### WRITTEN EXERCISE
Output all lines exactly, with nothing added or dropped.

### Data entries
-------

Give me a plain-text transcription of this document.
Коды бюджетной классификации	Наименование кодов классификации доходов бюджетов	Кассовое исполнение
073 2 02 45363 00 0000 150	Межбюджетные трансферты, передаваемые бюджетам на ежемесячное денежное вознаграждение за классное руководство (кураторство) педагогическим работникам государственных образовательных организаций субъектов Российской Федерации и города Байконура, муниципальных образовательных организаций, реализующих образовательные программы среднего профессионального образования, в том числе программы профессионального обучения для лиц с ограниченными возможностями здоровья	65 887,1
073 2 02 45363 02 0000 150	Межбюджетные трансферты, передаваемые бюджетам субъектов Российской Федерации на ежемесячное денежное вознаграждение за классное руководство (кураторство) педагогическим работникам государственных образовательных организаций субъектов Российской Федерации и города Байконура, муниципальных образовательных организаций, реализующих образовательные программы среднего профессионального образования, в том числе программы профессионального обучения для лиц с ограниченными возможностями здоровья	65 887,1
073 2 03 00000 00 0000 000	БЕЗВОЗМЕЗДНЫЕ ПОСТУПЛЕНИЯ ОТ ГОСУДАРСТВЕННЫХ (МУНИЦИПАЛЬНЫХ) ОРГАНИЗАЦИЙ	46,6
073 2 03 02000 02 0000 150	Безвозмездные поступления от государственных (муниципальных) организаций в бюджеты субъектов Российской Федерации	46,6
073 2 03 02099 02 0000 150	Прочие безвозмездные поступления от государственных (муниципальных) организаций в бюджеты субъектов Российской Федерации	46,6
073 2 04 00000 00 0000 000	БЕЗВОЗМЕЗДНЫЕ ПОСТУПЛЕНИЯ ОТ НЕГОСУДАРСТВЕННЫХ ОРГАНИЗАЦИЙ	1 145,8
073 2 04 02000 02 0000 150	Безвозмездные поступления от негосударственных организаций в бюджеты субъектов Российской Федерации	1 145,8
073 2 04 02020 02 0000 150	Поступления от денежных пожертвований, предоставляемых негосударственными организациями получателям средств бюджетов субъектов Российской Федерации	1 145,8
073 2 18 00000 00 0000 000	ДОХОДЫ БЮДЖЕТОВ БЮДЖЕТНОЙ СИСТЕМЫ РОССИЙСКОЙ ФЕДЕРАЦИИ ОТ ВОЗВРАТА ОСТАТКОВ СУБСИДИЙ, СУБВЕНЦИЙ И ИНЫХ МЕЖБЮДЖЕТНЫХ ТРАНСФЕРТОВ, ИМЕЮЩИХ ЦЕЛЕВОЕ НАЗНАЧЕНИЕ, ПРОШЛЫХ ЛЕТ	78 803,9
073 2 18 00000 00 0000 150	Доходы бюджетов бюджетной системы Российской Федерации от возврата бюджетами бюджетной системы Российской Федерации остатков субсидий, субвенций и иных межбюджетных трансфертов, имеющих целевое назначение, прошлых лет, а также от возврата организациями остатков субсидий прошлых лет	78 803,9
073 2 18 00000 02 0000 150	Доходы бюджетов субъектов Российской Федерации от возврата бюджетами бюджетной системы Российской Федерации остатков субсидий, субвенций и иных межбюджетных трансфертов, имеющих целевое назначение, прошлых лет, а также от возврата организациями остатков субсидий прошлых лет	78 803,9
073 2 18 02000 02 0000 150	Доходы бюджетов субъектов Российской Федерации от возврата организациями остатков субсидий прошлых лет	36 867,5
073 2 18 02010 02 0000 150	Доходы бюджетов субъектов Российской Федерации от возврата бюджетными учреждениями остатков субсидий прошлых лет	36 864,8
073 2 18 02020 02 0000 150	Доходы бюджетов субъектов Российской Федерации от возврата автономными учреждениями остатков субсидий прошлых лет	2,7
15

-------

### ANSWER TO THIS EXERCISE
Give me a plain-text transcription of this document.
Коды бюджетной классификации	Наименование кодов классификации доходов бюджетов	Кассовое исполнение
073 2 02 45363 00 0000 150	Межбюджетные трансферты, передаваемые бюджетам на ежемесячное денежное вознаграждение за классное руководство (кураторство) педагогическим работникам государственных образовательных организаций субъектов Российской Федерации и города Байконура, муниципальных образовательных организаций, реализующих образовательные программы среднего профессионального образования, в том числе программы профессионального обучения для лиц с ограниченными возможностями здоровья	65 887,1
073 2 02 45363 02 0000 150	Межбюджетные трансферты, передаваемые бюджетам субъектов Российской Федерации на ежемесячное денежное вознаграждение за классное руководство (кураторство) педагогическим работникам государственных образовательных организаций субъектов Российской Федерации и города Байконура, муниципальных образовательных организаций, реализующих образовательные программы среднего профессионального образования, в том числе программы профессионального обучения для лиц с ограниченными возможностями здоровья	65 887,1
073 2 03 00000 00 0000 000	БЕЗВОЗМЕЗДНЫЕ ПОСТУПЛЕНИЯ ОТ ГОСУДАРСТВЕННЫХ (МУНИЦИПАЛЬНЫХ) ОРГАНИЗАЦИЙ	46,6
073 2 03 02000 02 0000 150	Безвозмездные поступления от государственных (муниципальных) организаций в бюджеты субъектов Российской Федерации	46,6
073 2 03 02099 02 0000 150	Прочие безвозмездные поступления от государственных (муниципальных) организаций в бюджеты субъектов Российской Федерации	46,6
073 2 04 00000 00 0000 000	БЕЗВОЗМЕЗДНЫЕ ПОСТУПЛЕНИЯ ОТ НЕГОСУДАРСТВЕННЫХ ОРГАНИЗАЦИЙ	1 145,8
073 2 04 02000 02 0000 150	Безвозмездные поступления от негосударственных организаций в бюджеты субъектов Российской Федерации	1 145,8
073 2 04 02020 02 0000 150	Поступления от денежных пожертвований, предоставляемых негосударственными организациями получателям средств бюджетов субъектов Российской Федерации	1 145,8
073 2 18 00000 00 0000 000	ДОХОДЫ БЮДЖЕТОВ БЮДЖЕТНОЙ СИСТЕМЫ РОССИЙСКОЙ ФЕДЕРАЦИИ ОТ ВОЗВРАТА ОСТАТКОВ СУБСИДИЙ, СУБВЕНЦИЙ И ИНЫХ МЕЖБЮДЖЕТНЫХ ТРАНСФЕРТОВ, ИМЕЮЩИХ ЦЕЛЕВОЕ НАЗНАЧЕНИЕ, ПРОШЛЫХ ЛЕТ	78 803,9
073 2 18 00000 00 0000 150	Доходы бюджетов бюджетной системы Российской Федерации от возврата бюджетами бюджетной системы Российской Федерации остатков субсидий, субвенций и иных межбюджетных трансфертов, имеющих целевое назначение, прошлых лет, а также от возврата организациями остатков субсидий прошлых лет	78 803,9
073 2 18 00000 02 0000 150	Доходы бюджетов субъектов Российской Федерации от возврата бюджетами бюджетной системы Российской Федерации остатков субсидий, субвенций и иных межбюджетных трансфертов, имеющих целевое назначение, прошлых лет, а также от возврата организациями остатков субсидий прошлых лет	78 803,9
073 2 18 02000 02 0000 150	Доходы бюджетов субъектов Российской Федерации от возврата организациями остатков субсидий прошлых лет	36 867,5
073 2 18 02010 02 0000 150	Доходы бюджетов субъектов Российской Федерации от возврата бюджетными учреждениями остатков субсидий прошлых лет	36 864,8
073 2 18 02020 02 0000 150	Доходы бюджетов субъектов Российской Федерации от возврата автономными учреждениями остатков субсидий прошлых лет	2,7
15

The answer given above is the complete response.